## START Data for this exercise
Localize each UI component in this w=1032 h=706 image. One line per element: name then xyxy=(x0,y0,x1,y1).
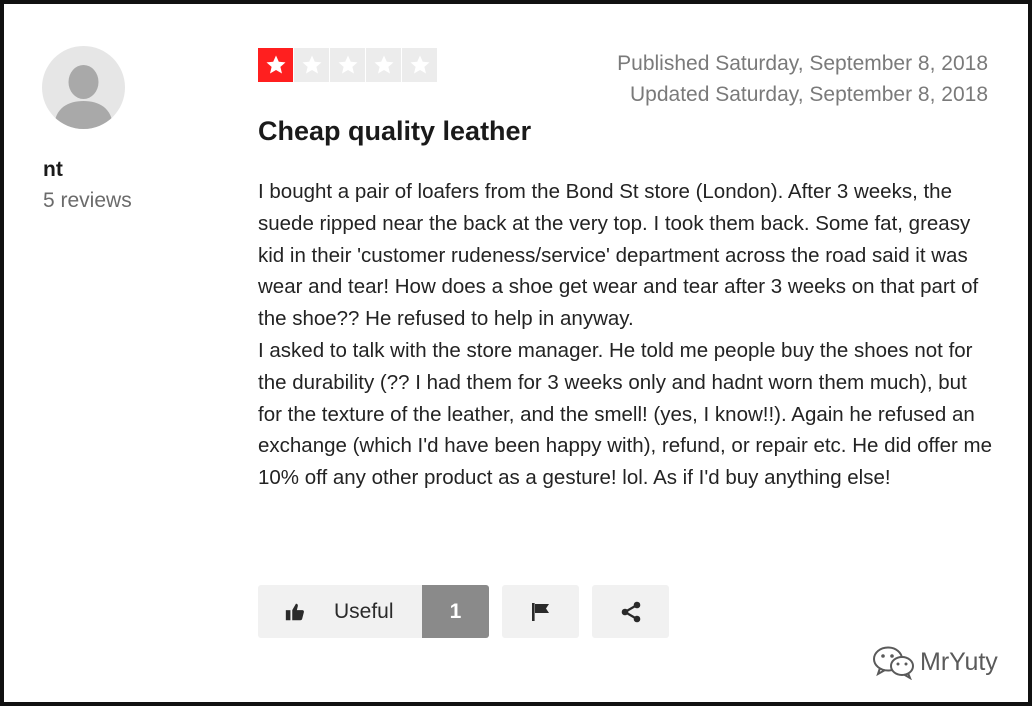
wechat-icon xyxy=(873,646,914,680)
share-button[interactable] xyxy=(592,585,669,638)
updated-date: Updated Saturday, September 8, 2018 xyxy=(629,83,988,106)
star-5 xyxy=(402,48,437,82)
review-title[interactable]: Cheap quality leather xyxy=(258,116,531,147)
review-paragraph: I bought a pair of loafers from the Bond… xyxy=(258,180,979,331)
published-date: Published Saturday, September 8, 2018 xyxy=(617,52,988,75)
flag-button[interactable] xyxy=(502,585,579,638)
useful-count: 1 xyxy=(422,585,489,638)
star-4 xyxy=(366,48,401,82)
share-icon xyxy=(621,601,640,622)
review-body: I bought a pair of loafers from the Bond… xyxy=(258,176,993,494)
star-2 xyxy=(294,48,329,82)
flag-icon xyxy=(531,602,549,621)
reviewer-review-count: 5 reviews xyxy=(43,189,132,212)
review-paragraph: I asked to talk with the store manager. … xyxy=(258,338,992,490)
star-rating xyxy=(258,48,437,82)
review-dates: Published Saturday, September 8, 2018 Up… xyxy=(617,48,988,110)
useful-label: Useful xyxy=(334,599,394,623)
avatar[interactable] xyxy=(42,46,125,129)
star-3 xyxy=(330,48,365,82)
star-1 xyxy=(258,48,293,82)
review-card: nt 5 reviews Published Saturday, Septemb… xyxy=(0,0,1032,706)
useful-main[interactable]: Useful xyxy=(258,585,422,638)
user-silhouette-icon xyxy=(54,65,113,129)
watermark: MrYuty xyxy=(872,644,998,680)
useful-button[interactable]: Useful 1 xyxy=(258,585,489,638)
review-actions: Useful 1 xyxy=(258,585,669,638)
reviewer-name[interactable]: nt xyxy=(43,158,63,182)
thumbs-up-icon xyxy=(285,603,304,620)
watermark-text: MrYuty xyxy=(920,647,998,676)
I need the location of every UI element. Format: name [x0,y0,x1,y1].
## END Data for this exercise
Task requirements: List each line in the items above that contains the string "icon".

Reply:
wechat-icon xyxy=(873,646,914,680)
share-icon xyxy=(621,601,640,622)
flag-icon xyxy=(531,602,549,621)
user-silhouette-icon xyxy=(54,65,113,129)
thumbs-up-icon xyxy=(285,603,304,620)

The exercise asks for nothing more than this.